I see a red berg and I want to paint him black
no hp anymore i want them to turn black
If JP had gotten the belt would his beard have been made of feathers?
Doesn’t Berg speak Dwarven? I thought his slave masters taught him?
heh probably yes. that’s a great image.
i think he might speak it, yep
Two things:
I find it ironic that Berg was a throwaway character to replace Wester, and is now immortal. The irony is in that chat had initially nicknamed him “Easter”.
Also, it might just be wishful thinking, but this black serpent god is the second thing that seems familiar to a certain 5e world (the other being a strange Russian accent). Are you trying to tell us something, Adam?
I must admit, I’m more than a bit disappointed that the dragon didn’t get to keep her dead Berg. Heartbroken, really.
The snake has a name and a mythology but bad religion checks prevented me from spouting any of it. I’m sure we’ll see more of this particular serpent…
That was merciful @AdamKoebel could’ve 5 foot stepped around berg and acided both Azzy and Berg
I’m SURE it’s all a coincidence. Just like it’ll be a coincidence if they ever find some forgotten tomb housing some fallen warlord buried with a greatsword carved entirely out of a single piece of bone.

# [Work request 1]
In the comment thread, what nickname had chat first given Berg?
# [Work request 2]
Print the comment thread's words from "Also, it might" to "piece of bone.", without changing anything.

# [Record set]

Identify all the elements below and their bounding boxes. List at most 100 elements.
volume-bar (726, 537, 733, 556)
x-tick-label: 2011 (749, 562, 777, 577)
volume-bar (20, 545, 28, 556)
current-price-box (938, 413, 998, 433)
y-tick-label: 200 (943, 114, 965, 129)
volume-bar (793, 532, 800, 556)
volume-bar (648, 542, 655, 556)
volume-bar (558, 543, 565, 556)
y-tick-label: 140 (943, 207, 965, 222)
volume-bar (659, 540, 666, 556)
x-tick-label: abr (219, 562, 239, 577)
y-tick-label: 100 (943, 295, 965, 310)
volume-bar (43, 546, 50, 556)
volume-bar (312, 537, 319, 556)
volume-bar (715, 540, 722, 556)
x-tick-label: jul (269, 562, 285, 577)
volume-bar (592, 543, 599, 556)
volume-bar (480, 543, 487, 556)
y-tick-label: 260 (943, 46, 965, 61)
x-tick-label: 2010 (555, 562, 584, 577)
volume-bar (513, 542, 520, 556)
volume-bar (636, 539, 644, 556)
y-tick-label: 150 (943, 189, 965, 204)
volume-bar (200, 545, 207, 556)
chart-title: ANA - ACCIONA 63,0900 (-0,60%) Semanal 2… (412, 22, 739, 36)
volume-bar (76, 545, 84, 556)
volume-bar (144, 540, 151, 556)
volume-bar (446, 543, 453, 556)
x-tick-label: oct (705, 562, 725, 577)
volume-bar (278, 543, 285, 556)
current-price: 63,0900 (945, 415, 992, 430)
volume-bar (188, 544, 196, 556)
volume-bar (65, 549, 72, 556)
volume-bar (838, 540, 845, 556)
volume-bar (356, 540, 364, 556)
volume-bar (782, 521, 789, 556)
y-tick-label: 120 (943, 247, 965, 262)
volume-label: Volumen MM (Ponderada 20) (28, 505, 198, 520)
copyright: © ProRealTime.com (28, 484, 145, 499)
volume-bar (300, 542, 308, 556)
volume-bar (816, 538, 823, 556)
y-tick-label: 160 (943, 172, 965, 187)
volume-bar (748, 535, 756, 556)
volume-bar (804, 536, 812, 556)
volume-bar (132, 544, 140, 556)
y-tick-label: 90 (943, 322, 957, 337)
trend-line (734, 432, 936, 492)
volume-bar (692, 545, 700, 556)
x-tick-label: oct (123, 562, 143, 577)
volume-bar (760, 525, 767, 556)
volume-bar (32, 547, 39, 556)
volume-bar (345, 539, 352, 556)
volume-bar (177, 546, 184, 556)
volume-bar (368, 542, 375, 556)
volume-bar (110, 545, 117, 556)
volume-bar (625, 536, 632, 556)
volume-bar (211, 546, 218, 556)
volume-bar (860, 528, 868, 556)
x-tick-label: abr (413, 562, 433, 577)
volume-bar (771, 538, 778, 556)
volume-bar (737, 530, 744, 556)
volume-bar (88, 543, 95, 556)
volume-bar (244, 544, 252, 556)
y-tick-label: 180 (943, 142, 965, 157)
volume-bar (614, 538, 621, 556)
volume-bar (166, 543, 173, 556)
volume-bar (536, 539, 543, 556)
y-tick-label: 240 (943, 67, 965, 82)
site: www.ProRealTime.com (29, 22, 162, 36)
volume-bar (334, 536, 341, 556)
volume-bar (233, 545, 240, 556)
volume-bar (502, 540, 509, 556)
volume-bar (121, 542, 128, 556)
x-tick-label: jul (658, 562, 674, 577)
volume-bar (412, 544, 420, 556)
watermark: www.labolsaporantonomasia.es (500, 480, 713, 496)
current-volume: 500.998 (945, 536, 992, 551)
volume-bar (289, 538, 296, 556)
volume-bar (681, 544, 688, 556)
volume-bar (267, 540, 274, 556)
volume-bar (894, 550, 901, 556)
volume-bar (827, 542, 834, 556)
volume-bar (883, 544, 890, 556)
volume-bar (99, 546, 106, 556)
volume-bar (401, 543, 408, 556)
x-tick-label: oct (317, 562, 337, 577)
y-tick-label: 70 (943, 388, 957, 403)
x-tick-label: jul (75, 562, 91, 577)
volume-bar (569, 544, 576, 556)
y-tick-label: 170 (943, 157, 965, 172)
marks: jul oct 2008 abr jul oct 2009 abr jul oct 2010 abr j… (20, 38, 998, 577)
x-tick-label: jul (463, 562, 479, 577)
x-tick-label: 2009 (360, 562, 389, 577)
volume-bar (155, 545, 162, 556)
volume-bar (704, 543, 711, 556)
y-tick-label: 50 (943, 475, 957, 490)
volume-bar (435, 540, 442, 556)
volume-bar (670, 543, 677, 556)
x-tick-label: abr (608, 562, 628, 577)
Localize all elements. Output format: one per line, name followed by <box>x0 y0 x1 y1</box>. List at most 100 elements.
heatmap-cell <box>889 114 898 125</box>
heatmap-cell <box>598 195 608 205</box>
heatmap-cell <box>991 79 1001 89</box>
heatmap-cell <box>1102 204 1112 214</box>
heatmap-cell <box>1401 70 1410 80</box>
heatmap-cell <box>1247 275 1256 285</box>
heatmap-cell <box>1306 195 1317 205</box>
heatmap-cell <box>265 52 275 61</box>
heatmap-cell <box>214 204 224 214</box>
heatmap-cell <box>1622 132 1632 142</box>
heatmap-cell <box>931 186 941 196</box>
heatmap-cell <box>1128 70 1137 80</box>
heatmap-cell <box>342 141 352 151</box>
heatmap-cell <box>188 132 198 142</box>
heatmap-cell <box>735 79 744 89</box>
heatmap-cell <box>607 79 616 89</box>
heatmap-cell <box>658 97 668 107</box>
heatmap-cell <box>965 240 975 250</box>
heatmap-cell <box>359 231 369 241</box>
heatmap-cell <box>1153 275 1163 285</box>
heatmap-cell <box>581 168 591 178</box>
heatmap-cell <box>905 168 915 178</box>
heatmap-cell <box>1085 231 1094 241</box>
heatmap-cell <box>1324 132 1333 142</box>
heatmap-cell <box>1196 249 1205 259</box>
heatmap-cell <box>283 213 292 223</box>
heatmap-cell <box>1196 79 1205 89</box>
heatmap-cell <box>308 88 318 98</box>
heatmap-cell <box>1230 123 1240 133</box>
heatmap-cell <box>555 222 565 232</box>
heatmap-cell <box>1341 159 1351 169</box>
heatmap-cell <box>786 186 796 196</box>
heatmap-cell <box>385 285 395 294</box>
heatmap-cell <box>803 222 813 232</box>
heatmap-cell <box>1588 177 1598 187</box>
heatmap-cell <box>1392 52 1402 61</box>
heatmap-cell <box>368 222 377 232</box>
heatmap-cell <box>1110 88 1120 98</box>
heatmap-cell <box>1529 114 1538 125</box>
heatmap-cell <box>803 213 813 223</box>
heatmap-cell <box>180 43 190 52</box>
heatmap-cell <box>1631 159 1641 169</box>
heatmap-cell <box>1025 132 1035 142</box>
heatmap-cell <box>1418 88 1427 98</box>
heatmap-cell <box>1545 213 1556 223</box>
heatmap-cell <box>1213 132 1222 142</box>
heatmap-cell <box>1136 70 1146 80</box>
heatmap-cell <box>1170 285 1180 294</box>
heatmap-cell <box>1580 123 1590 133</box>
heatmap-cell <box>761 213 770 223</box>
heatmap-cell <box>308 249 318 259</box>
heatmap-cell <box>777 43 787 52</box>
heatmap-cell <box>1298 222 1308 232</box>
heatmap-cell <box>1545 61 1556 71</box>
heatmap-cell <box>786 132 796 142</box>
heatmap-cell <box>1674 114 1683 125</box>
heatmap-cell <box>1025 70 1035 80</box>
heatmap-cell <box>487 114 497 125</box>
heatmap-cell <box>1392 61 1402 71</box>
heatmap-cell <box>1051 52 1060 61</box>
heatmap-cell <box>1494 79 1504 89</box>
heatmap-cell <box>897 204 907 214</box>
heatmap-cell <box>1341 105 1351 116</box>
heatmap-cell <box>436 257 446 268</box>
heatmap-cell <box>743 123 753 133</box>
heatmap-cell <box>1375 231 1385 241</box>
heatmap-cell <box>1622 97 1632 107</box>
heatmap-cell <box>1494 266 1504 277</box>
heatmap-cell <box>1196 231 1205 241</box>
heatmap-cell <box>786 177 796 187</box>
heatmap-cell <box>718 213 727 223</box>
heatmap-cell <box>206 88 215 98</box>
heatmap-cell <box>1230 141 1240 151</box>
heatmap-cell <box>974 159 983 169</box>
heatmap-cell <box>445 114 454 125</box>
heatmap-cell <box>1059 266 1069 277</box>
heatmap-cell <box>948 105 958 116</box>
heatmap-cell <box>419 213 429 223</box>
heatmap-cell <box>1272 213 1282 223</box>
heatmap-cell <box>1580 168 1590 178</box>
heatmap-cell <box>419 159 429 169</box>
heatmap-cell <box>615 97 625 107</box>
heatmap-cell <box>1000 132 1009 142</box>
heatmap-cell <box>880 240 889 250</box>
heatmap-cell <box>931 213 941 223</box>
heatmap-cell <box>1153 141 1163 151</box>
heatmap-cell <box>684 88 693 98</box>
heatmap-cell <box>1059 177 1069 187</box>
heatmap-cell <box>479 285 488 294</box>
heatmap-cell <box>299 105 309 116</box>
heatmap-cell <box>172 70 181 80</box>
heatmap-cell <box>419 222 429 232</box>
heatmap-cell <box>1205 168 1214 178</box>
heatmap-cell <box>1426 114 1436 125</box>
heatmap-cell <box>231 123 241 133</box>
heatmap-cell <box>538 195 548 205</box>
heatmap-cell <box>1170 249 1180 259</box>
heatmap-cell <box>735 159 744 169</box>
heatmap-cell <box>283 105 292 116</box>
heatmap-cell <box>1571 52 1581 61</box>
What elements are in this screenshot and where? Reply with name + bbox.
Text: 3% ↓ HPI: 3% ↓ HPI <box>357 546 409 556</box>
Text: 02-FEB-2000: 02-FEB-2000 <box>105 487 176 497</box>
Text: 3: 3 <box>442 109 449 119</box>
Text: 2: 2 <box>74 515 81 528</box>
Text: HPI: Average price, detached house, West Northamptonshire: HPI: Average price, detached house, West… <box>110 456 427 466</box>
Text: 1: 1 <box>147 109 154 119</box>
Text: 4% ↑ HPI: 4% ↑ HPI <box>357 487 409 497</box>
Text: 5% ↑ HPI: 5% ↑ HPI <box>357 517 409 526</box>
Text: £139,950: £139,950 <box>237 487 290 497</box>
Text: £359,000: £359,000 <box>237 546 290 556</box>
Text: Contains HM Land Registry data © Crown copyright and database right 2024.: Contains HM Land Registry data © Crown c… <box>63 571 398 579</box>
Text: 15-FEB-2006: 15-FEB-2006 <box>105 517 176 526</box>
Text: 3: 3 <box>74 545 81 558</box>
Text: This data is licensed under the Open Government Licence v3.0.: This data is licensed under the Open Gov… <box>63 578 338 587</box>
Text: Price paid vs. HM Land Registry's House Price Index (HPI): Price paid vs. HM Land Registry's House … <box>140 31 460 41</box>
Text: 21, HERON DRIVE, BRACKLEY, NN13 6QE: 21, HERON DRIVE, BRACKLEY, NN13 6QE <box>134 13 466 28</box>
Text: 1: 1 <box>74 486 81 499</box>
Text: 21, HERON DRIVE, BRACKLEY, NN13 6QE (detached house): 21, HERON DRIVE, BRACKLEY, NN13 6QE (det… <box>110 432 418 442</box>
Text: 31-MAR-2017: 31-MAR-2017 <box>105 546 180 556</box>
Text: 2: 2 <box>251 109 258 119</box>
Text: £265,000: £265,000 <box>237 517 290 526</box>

# [Task solution 1]
"Easter"

# [Task solution 2]
Also, it might just be wishful thinking, but this black serpent god is the second thing that seems familiar to a certain 5e world (the other being a strange Russian accent). Are you trying to tell us something, Adam?
I must admit, I’m more than a bit disappointed that the dragon didn’t get to keep her dead Berg. Heartbroken, really.
The snake has a name and a mythology but bad religion checks prevented me from spouting any of it. I’m sure we’ll see more of this particular serpent…
That was merciful @AdamKoebel could’ve 5 foot stepped around berg and acided both Azzy and Berg
I’m SURE it’s all a coincidence. Just like it’ll be a coincidence if they ever find some forgotten tomb housing some fallen warlord buried with a greatsword carved entirely out of a single piece of bone.